→ Your objective:
Reproduce the records below exactly as they appear, omitting any pictures they contain.

__________________________________________________

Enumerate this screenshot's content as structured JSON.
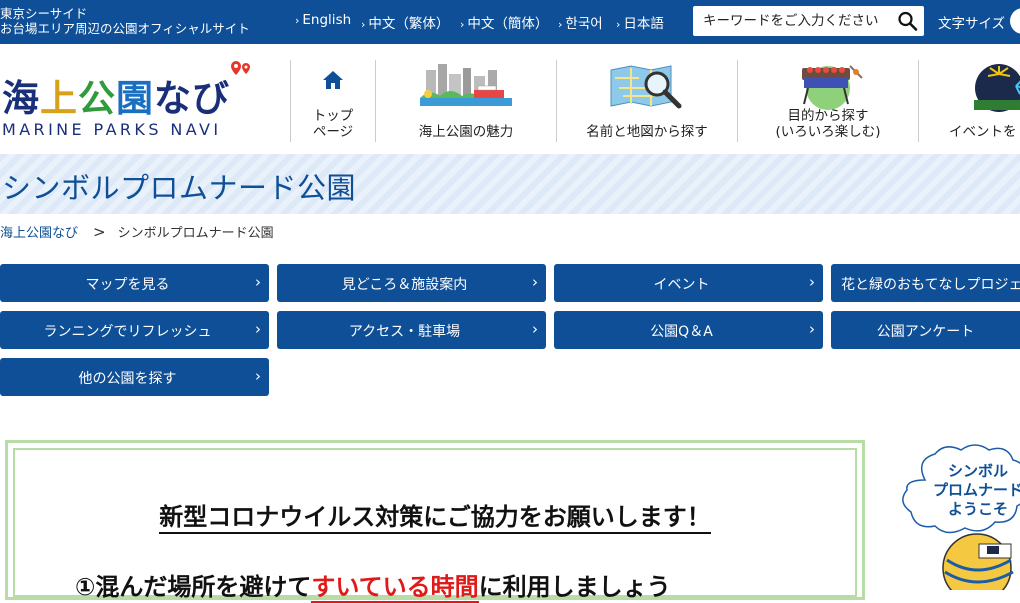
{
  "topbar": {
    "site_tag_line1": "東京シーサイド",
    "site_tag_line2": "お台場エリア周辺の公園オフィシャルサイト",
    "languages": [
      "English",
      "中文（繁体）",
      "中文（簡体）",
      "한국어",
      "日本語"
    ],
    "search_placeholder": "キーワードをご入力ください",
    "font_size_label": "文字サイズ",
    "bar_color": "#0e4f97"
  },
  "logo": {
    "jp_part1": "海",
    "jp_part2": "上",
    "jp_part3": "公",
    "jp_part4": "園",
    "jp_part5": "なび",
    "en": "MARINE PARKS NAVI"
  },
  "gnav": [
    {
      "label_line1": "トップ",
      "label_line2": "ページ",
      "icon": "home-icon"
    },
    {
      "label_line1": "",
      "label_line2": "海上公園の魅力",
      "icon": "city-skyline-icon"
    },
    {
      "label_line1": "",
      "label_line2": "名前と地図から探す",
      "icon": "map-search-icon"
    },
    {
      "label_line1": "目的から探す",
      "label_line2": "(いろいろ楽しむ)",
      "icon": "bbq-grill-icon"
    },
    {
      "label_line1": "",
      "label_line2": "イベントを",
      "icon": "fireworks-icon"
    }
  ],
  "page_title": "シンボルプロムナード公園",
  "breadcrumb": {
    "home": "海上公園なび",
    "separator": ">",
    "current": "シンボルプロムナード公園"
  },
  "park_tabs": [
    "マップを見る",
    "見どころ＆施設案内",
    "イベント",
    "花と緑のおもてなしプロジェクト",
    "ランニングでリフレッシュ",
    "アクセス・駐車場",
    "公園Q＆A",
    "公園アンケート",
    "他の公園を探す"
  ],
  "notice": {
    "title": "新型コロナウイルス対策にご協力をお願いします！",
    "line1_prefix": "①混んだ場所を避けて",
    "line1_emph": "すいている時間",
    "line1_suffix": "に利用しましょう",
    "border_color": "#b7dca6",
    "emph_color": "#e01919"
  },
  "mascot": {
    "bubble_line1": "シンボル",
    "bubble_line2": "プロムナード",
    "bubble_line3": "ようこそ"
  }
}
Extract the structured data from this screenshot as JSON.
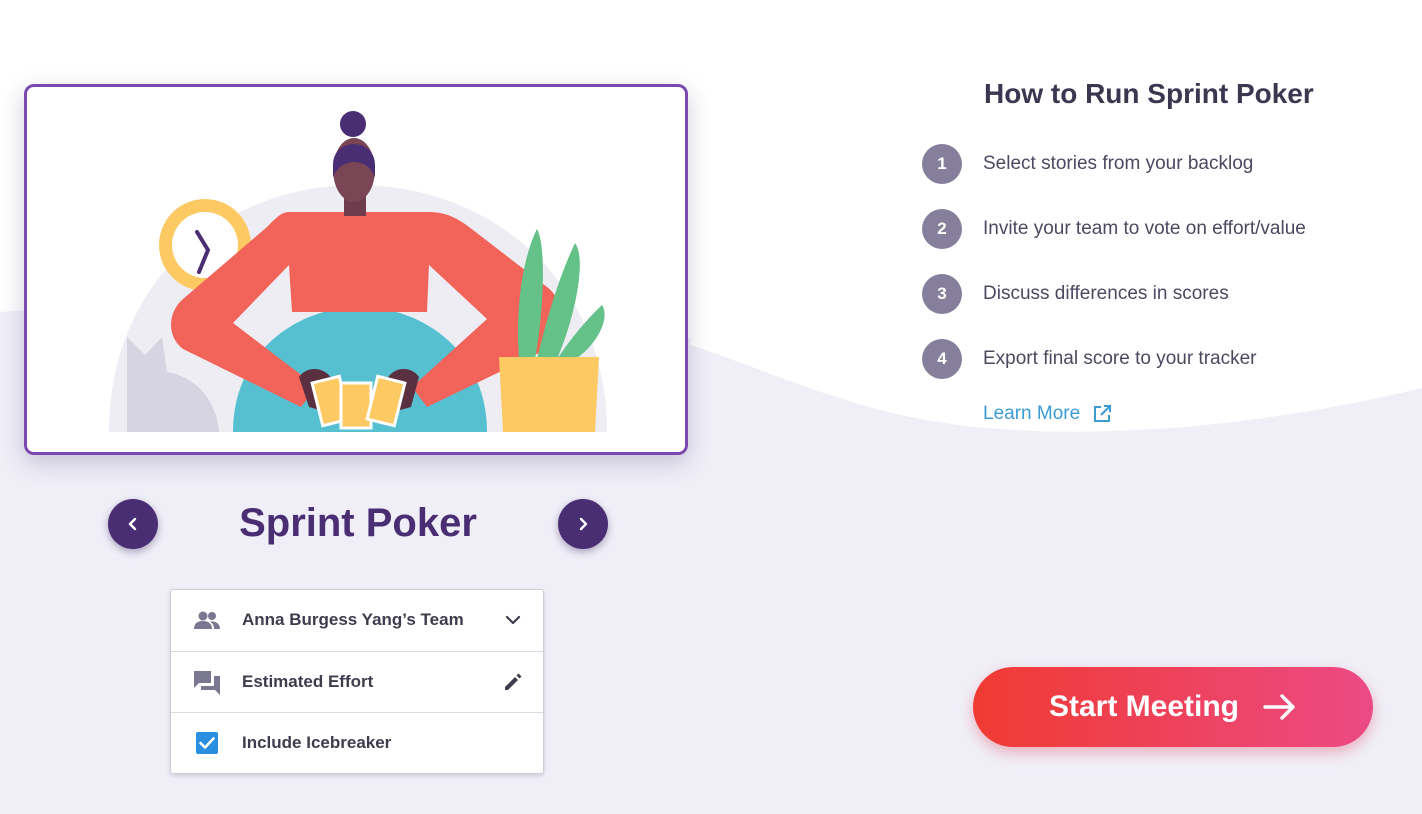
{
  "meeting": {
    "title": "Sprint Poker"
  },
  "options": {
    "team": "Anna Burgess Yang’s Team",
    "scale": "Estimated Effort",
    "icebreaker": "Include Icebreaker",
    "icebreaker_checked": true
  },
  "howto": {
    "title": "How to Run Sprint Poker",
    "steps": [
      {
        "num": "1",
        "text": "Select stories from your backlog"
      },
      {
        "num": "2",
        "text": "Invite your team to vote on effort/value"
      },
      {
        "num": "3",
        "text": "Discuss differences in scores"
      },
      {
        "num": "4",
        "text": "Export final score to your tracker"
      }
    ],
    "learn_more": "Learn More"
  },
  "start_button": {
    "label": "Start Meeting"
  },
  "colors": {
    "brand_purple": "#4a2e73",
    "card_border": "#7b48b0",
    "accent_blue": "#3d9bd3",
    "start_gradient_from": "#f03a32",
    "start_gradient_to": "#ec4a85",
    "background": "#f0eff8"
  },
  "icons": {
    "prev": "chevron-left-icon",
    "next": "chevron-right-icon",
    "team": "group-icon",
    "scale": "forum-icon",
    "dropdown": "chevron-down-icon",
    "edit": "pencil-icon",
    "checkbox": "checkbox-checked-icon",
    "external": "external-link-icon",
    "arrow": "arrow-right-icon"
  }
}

__________________________________________________

→ Written reply:
Enumerate this screenshot's content as structured JSON.
{
  "topbar": {
    "site_tag_line1": "東京シーサイド",
    "site_tag_line2": "お台場エリア周辺の公園オフィシャルサイト",
    "languages": [
      "English",
      "中文（繁体）",
      "中文（簡体）",
      "한국어",
      "日本語"
    ],
    "search_placeholder": "キーワードをご入力ください",
    "font_size_label": "文字サイズ",
    "bar_color": "#0e4f97"
  },
  "logo": {
    "jp_part1": "海",
    "jp_part2": "上",
    "jp_part3": "公",
    "jp_part4": "園",
    "jp_part5": "なび",
    "en": "MARINE PARKS NAVI"
  },
  "gnav": [
    {
      "label_line1": "トップ",
      "label_line2": "ページ",
      "icon": "home-icon"
    },
    {
      "label_line1": "",
      "label_line2": "海上公園の魅力",
      "icon": "city-skyline-icon"
    },
    {
      "label_line1": "",
      "label_line2": "名前と地図から探す",
      "icon": "map-search-icon"
    },
    {
      "label_line1": "目的から探す",
      "label_line2": "(いろいろ楽しむ)",
      "icon": "bbq-grill-icon"
    },
    {
      "label_line1": "",
      "label_line2": "イベントを",
      "icon": "fireworks-icon"
    }
  ],
  "page_title": "シンボルプロムナード公園",
  "breadcrumb": {
    "home": "海上公園なび",
    "separator": ">",
    "current": "シンボルプロムナード公園"
  },
  "park_tabs": [
    "マップを見る",
    "見どころ＆施設案内",
    "イベント",
    "花と緑のおもてなしプロジェクト",
    "ランニングでリフレッシュ",
    "アクセス・駐車場",
    "公園Q＆A",
    "公園アンケート",
    "他の公園を探す"
  ],
  "notice": {
    "title": "新型コロナウイルス対策にご協力をお願いします！",
    "line1_prefix": "①混んだ場所を避けて",
    "line1_emph": "すいている時間",
    "line1_suffix": "に利用しましょう",
    "border_color": "#b7dca6",
    "emph_color": "#e01919"
  },
  "mascot": {
    "bubble_line1": "シンボル",
    "bubble_line2": "プロムナード",
    "bubble_line3": "ようこそ"
  }
}
Extract the structured data from this screenshot as JSON.
{
  "meeting": {
    "title": "Sprint Poker"
  },
  "options": {
    "team": "Anna Burgess Yang’s Team",
    "scale": "Estimated Effort",
    "icebreaker": "Include Icebreaker",
    "icebreaker_checked": true
  },
  "howto": {
    "title": "How to Run Sprint Poker",
    "steps": [
      {
        "num": "1",
        "text": "Select stories from your backlog"
      },
      {
        "num": "2",
        "text": "Invite your team to vote on effort/value"
      },
      {
        "num": "3",
        "text": "Discuss differences in scores"
      },
      {
        "num": "4",
        "text": "Export final score to your tracker"
      }
    ],
    "learn_more": "Learn More"
  },
  "start_button": {
    "label": "Start Meeting"
  },
  "colors": {
    "brand_purple": "#4a2e73",
    "card_border": "#7b48b0",
    "accent_blue": "#3d9bd3",
    "start_gradient_from": "#f03a32",
    "start_gradient_to": "#ec4a85",
    "background": "#f0eff8"
  },
  "icons": {
    "prev": "chevron-left-icon",
    "next": "chevron-right-icon",
    "team": "group-icon",
    "scale": "forum-icon",
    "dropdown": "chevron-down-icon",
    "edit": "pencil-icon",
    "checkbox": "checkbox-checked-icon",
    "external": "external-link-icon",
    "arrow": "arrow-right-icon"
  }
}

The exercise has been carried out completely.